[Source records]
= = = = =
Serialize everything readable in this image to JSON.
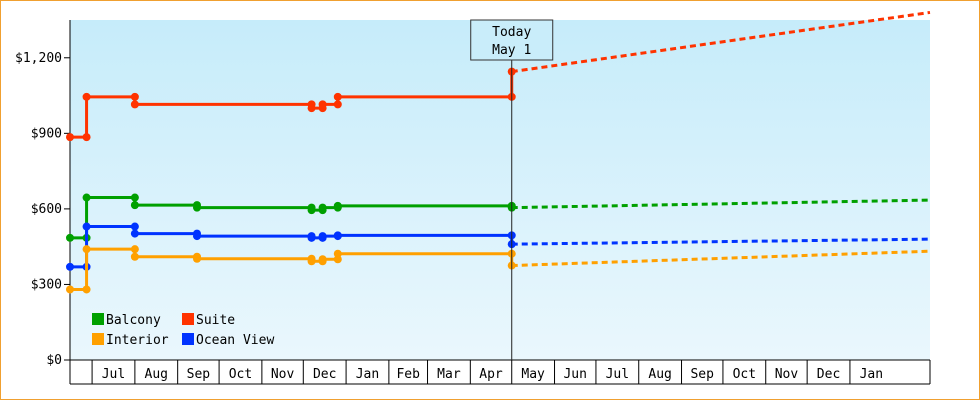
{
  "chart_data": {
    "type": "line",
    "title": "",
    "xlabel": "",
    "ylabel": "",
    "ylim": [
      0,
      1350
    ],
    "y_ticks": [
      {
        "value": 0,
        "label": "$0"
      },
      {
        "value": 300,
        "label": "$300"
      },
      {
        "value": 600,
        "label": "$600"
      },
      {
        "value": 900,
        "label": "$900"
      },
      {
        "value": 1200,
        "label": "$1,200"
      }
    ],
    "x_range": [
      "Jun 15",
      "Feb 28 (next year)"
    ],
    "x_ticks": [
      "Jul",
      "Aug",
      "Sep",
      "Oct",
      "Nov",
      "Dec",
      "Jan",
      "Feb",
      "Mar",
      "Apr",
      "May",
      "Jun",
      "Jul",
      "Aug",
      "Sep",
      "Oct",
      "Nov",
      "Dec",
      "Jan"
    ],
    "today_marker": {
      "line1": "Today",
      "line2": "May 1"
    },
    "legend": [
      {
        "name": "Balcony",
        "color": "#00a000"
      },
      {
        "name": "Suite",
        "color": "#ff3300"
      },
      {
        "name": "Interior",
        "color": "#ffa000"
      },
      {
        "name": "Ocean View",
        "color": "#0033ff"
      }
    ],
    "series": [
      {
        "name": "Suite",
        "color": "#ff3300",
        "history": [
          [
            "Jun 15",
            885
          ],
          [
            "Jun 27",
            885
          ],
          [
            "Jun 27",
            1045
          ],
          [
            "Aug 1",
            1045
          ],
          [
            "Aug 1",
            1015
          ],
          [
            "Dec 7",
            1015
          ],
          [
            "Dec 7",
            1000
          ],
          [
            "Dec 15",
            1000
          ],
          [
            "Dec 15",
            1015
          ],
          [
            "Dec 26",
            1015
          ],
          [
            "Dec 26",
            1045
          ],
          [
            "May 1",
            1045
          ]
        ],
        "forecast": [
          [
            "May 1",
            1145
          ],
          [
            "Feb 28",
            1380
          ]
        ]
      },
      {
        "name": "Balcony",
        "color": "#00a000",
        "history": [
          [
            "Jun 15",
            485
          ],
          [
            "Jun 27",
            485
          ],
          [
            "Jun 27",
            645
          ],
          [
            "Aug 1",
            645
          ],
          [
            "Aug 1",
            615
          ],
          [
            "Sep 15",
            615
          ],
          [
            "Sep 15",
            605
          ],
          [
            "Dec 7",
            605
          ],
          [
            "Dec 7",
            595
          ],
          [
            "Dec 15",
            595
          ],
          [
            "Dec 15",
            605
          ],
          [
            "Dec 26",
            605
          ],
          [
            "Dec 26",
            612
          ],
          [
            "May 1",
            612
          ]
        ],
        "forecast": [
          [
            "May 1",
            605
          ],
          [
            "Feb 28",
            635
          ]
        ]
      },
      {
        "name": "Ocean View",
        "color": "#0033ff",
        "history": [
          [
            "Jun 15",
            370
          ],
          [
            "Jun 27",
            370
          ],
          [
            "Jun 27",
            530
          ],
          [
            "Aug 1",
            530
          ],
          [
            "Aug 1",
            502
          ],
          [
            "Sep 15",
            502
          ],
          [
            "Sep 15",
            492
          ],
          [
            "Dec 7",
            492
          ],
          [
            "Dec 7",
            485
          ],
          [
            "Dec 15",
            485
          ],
          [
            "Dec 15",
            492
          ],
          [
            "Dec 26",
            492
          ],
          [
            "Dec 26",
            495
          ],
          [
            "May 1",
            495
          ]
        ],
        "forecast": [
          [
            "May 1",
            460
          ],
          [
            "Feb 28",
            480
          ]
        ]
      },
      {
        "name": "Interior",
        "color": "#ffa000",
        "history": [
          [
            "Jun 15",
            280
          ],
          [
            "Jun 27",
            280
          ],
          [
            "Jun 27",
            440
          ],
          [
            "Aug 1",
            440
          ],
          [
            "Aug 1",
            410
          ],
          [
            "Sep 15",
            410
          ],
          [
            "Sep 15",
            402
          ],
          [
            "Dec 7",
            402
          ],
          [
            "Dec 7",
            392
          ],
          [
            "Dec 15",
            392
          ],
          [
            "Dec 15",
            400
          ],
          [
            "Dec 26",
            400
          ],
          [
            "Dec 26",
            422
          ],
          [
            "May 1",
            422
          ]
        ],
        "forecast": [
          [
            "May 1",
            375
          ],
          [
            "Feb 28",
            432
          ]
        ]
      }
    ]
  }
}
= = = = =
## Stated goal
Copy all the data exactly as written, but skip any picture.

## Response
Serialize everything readable in this image to JSON.
{
  "chart_data": {
    "type": "line",
    "title": "",
    "xlabel": "",
    "ylabel": "",
    "ylim": [
      0,
      1350
    ],
    "y_ticks": [
      {
        "value": 0,
        "label": "$0"
      },
      {
        "value": 300,
        "label": "$300"
      },
      {
        "value": 600,
        "label": "$600"
      },
      {
        "value": 900,
        "label": "$900"
      },
      {
        "value": 1200,
        "label": "$1,200"
      }
    ],
    "x_range": [
      "Jun 15",
      "Feb 28 (next year)"
    ],
    "x_ticks": [
      "Jul",
      "Aug",
      "Sep",
      "Oct",
      "Nov",
      "Dec",
      "Jan",
      "Feb",
      "Mar",
      "Apr",
      "May",
      "Jun",
      "Jul",
      "Aug",
      "Sep",
      "Oct",
      "Nov",
      "Dec",
      "Jan"
    ],
    "today_marker": {
      "line1": "Today",
      "line2": "May 1"
    },
    "legend": [
      {
        "name": "Balcony",
        "color": "#00a000"
      },
      {
        "name": "Suite",
        "color": "#ff3300"
      },
      {
        "name": "Interior",
        "color": "#ffa000"
      },
      {
        "name": "Ocean View",
        "color": "#0033ff"
      }
    ],
    "series": [
      {
        "name": "Suite",
        "color": "#ff3300",
        "history": [
          [
            "Jun 15",
            885
          ],
          [
            "Jun 27",
            885
          ],
          [
            "Jun 27",
            1045
          ],
          [
            "Aug 1",
            1045
          ],
          [
            "Aug 1",
            1015
          ],
          [
            "Dec 7",
            1015
          ],
          [
            "Dec 7",
            1000
          ],
          [
            "Dec 15",
            1000
          ],
          [
            "Dec 15",
            1015
          ],
          [
            "Dec 26",
            1015
          ],
          [
            "Dec 26",
            1045
          ],
          [
            "May 1",
            1045
          ]
        ],
        "forecast": [
          [
            "May 1",
            1145
          ],
          [
            "Feb 28",
            1380
          ]
        ]
      },
      {
        "name": "Balcony",
        "color": "#00a000",
        "history": [
          [
            "Jun 15",
            485
          ],
          [
            "Jun 27",
            485
          ],
          [
            "Jun 27",
            645
          ],
          [
            "Aug 1",
            645
          ],
          [
            "Aug 1",
            615
          ],
          [
            "Sep 15",
            615
          ],
          [
            "Sep 15",
            605
          ],
          [
            "Dec 7",
            605
          ],
          [
            "Dec 7",
            595
          ],
          [
            "Dec 15",
            595
          ],
          [
            "Dec 15",
            605
          ],
          [
            "Dec 26",
            605
          ],
          [
            "Dec 26",
            612
          ],
          [
            "May 1",
            612
          ]
        ],
        "forecast": [
          [
            "May 1",
            605
          ],
          [
            "Feb 28",
            635
          ]
        ]
      },
      {
        "name": "Ocean View",
        "color": "#0033ff",
        "history": [
          [
            "Jun 15",
            370
          ],
          [
            "Jun 27",
            370
          ],
          [
            "Jun 27",
            530
          ],
          [
            "Aug 1",
            530
          ],
          [
            "Aug 1",
            502
          ],
          [
            "Sep 15",
            502
          ],
          [
            "Sep 15",
            492
          ],
          [
            "Dec 7",
            492
          ],
          [
            "Dec 7",
            485
          ],
          [
            "Dec 15",
            485
          ],
          [
            "Dec 15",
            492
          ],
          [
            "Dec 26",
            492
          ],
          [
            "Dec 26",
            495
          ],
          [
            "May 1",
            495
          ]
        ],
        "forecast": [
          [
            "May 1",
            460
          ],
          [
            "Feb 28",
            480
          ]
        ]
      },
      {
        "name": "Interior",
        "color": "#ffa000",
        "history": [
          [
            "Jun 15",
            280
          ],
          [
            "Jun 27",
            280
          ],
          [
            "Jun 27",
            440
          ],
          [
            "Aug 1",
            440
          ],
          [
            "Aug 1",
            410
          ],
          [
            "Sep 15",
            410
          ],
          [
            "Sep 15",
            402
          ],
          [
            "Dec 7",
            402
          ],
          [
            "Dec 7",
            392
          ],
          [
            "Dec 15",
            392
          ],
          [
            "Dec 15",
            400
          ],
          [
            "Dec 26",
            400
          ],
          [
            "Dec 26",
            422
          ],
          [
            "May 1",
            422
          ]
        ],
        "forecast": [
          [
            "May 1",
            375
          ],
          [
            "Feb 28",
            432
          ]
        ]
      }
    ]
  }
}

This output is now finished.